◆ **Exercise instructions**: In the records below, work out how many lines hold the word "Chọn". Report the number alone.

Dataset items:
------------------------------
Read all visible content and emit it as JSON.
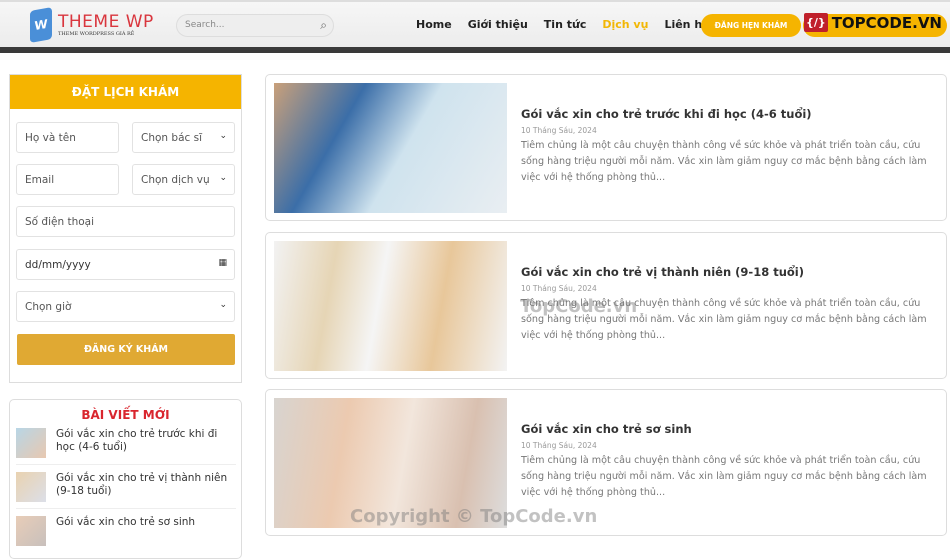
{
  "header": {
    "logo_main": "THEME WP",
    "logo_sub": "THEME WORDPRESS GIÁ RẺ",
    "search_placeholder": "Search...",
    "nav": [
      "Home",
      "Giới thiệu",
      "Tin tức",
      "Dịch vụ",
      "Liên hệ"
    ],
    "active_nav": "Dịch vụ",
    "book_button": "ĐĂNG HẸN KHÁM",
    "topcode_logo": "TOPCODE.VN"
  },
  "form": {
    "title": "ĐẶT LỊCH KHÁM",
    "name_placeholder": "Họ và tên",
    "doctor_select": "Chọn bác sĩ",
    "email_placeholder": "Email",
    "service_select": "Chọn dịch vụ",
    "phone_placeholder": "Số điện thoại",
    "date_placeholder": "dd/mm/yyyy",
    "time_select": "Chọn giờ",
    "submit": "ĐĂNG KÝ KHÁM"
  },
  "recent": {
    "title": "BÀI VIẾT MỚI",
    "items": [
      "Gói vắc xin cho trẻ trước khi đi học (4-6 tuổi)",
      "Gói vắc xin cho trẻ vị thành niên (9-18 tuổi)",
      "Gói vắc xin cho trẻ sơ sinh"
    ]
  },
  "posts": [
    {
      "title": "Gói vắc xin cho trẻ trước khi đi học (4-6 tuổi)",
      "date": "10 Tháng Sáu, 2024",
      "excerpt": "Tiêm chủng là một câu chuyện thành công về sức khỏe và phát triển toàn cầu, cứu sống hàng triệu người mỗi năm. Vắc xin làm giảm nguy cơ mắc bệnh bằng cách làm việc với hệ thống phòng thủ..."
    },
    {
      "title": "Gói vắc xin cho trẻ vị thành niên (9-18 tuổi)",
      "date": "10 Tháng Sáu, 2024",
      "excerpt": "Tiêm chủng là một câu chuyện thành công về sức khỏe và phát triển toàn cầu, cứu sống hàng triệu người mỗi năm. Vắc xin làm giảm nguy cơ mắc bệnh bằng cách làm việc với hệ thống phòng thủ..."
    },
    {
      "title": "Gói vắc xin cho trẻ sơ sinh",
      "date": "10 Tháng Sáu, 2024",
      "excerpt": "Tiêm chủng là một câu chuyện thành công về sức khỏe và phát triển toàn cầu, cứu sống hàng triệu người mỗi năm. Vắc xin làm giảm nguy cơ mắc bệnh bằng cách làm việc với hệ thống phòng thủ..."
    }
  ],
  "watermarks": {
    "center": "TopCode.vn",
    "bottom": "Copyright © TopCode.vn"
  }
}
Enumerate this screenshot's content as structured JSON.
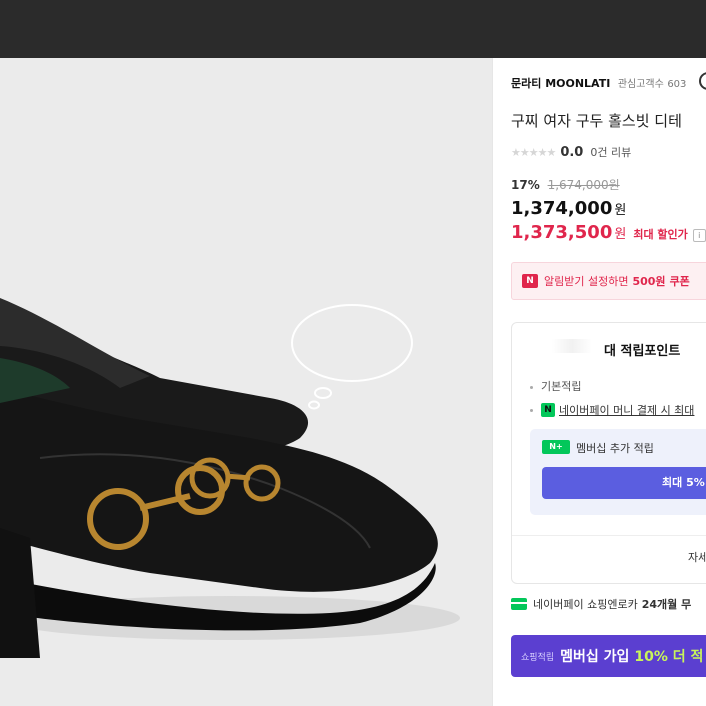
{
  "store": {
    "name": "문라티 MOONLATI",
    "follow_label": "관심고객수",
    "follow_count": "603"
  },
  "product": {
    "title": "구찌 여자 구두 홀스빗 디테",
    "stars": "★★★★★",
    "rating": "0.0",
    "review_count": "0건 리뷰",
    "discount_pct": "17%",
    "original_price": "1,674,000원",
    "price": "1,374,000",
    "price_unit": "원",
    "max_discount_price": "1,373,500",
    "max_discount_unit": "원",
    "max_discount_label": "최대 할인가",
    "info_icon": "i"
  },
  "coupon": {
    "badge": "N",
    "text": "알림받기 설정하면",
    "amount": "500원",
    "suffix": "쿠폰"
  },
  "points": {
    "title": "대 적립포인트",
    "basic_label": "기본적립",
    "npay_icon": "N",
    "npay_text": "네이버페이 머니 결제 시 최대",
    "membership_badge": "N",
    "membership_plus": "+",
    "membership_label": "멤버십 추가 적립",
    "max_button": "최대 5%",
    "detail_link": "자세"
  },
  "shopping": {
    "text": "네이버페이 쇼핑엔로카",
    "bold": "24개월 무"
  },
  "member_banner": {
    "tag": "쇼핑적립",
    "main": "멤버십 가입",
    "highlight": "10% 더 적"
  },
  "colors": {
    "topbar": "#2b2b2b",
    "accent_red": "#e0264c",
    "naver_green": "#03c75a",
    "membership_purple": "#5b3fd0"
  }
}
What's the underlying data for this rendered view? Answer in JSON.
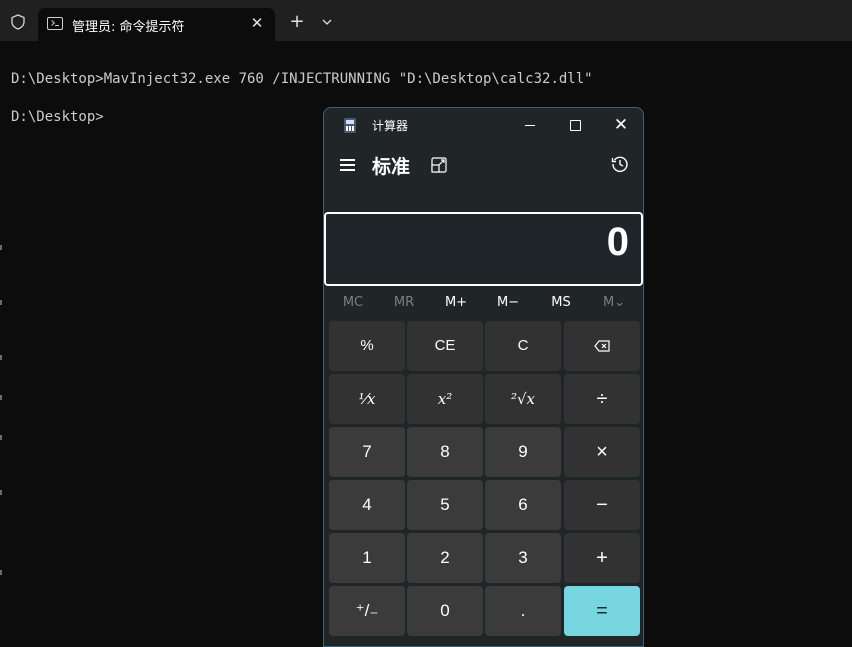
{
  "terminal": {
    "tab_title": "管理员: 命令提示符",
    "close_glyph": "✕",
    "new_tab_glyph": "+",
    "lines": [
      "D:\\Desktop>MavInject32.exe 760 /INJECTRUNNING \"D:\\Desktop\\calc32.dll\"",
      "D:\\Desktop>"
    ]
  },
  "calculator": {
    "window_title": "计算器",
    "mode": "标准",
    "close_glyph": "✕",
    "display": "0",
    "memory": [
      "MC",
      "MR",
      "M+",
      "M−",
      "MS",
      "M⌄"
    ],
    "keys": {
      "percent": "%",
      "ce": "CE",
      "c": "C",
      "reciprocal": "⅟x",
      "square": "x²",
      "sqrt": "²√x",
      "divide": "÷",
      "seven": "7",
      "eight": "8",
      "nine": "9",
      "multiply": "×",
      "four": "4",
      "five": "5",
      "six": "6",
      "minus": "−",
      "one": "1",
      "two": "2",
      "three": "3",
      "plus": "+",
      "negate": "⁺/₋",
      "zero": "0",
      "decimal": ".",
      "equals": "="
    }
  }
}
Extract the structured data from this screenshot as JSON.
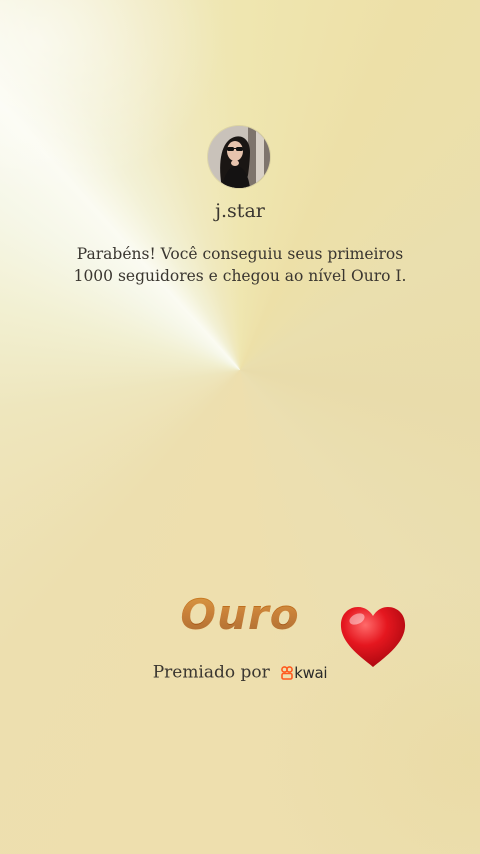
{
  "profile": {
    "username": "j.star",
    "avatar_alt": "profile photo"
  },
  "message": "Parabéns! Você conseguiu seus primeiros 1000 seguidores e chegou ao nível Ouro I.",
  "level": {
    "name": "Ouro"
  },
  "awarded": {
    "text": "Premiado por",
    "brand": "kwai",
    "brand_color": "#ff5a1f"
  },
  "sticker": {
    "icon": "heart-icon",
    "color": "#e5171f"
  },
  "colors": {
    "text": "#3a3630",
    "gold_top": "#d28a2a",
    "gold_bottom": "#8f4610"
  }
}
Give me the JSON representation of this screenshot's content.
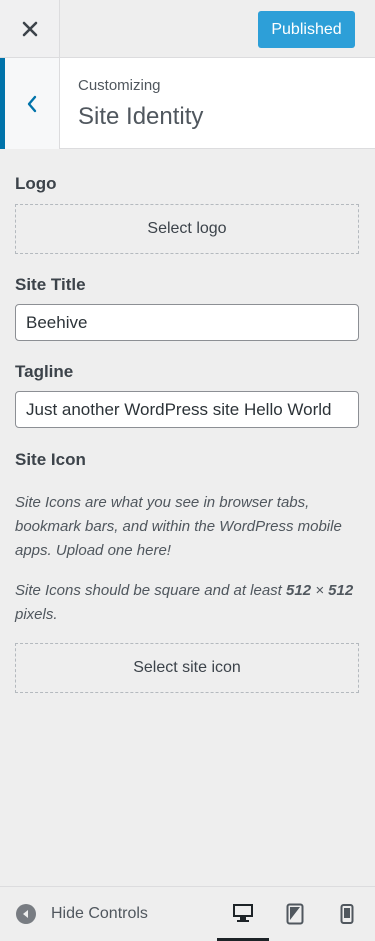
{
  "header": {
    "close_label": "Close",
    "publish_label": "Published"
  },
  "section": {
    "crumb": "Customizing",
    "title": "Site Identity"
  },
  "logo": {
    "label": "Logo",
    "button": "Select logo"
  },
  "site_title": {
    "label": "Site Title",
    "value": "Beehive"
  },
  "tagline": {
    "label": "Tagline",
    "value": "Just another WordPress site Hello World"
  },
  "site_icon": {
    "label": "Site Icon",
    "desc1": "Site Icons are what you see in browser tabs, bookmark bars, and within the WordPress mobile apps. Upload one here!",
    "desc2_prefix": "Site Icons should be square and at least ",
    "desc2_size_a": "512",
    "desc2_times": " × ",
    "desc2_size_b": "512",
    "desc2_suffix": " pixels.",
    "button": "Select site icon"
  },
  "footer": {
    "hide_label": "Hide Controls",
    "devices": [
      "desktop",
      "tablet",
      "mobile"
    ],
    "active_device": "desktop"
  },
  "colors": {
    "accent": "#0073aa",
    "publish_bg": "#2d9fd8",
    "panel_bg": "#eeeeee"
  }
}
------------------------------
◆ **Finished answer**: 3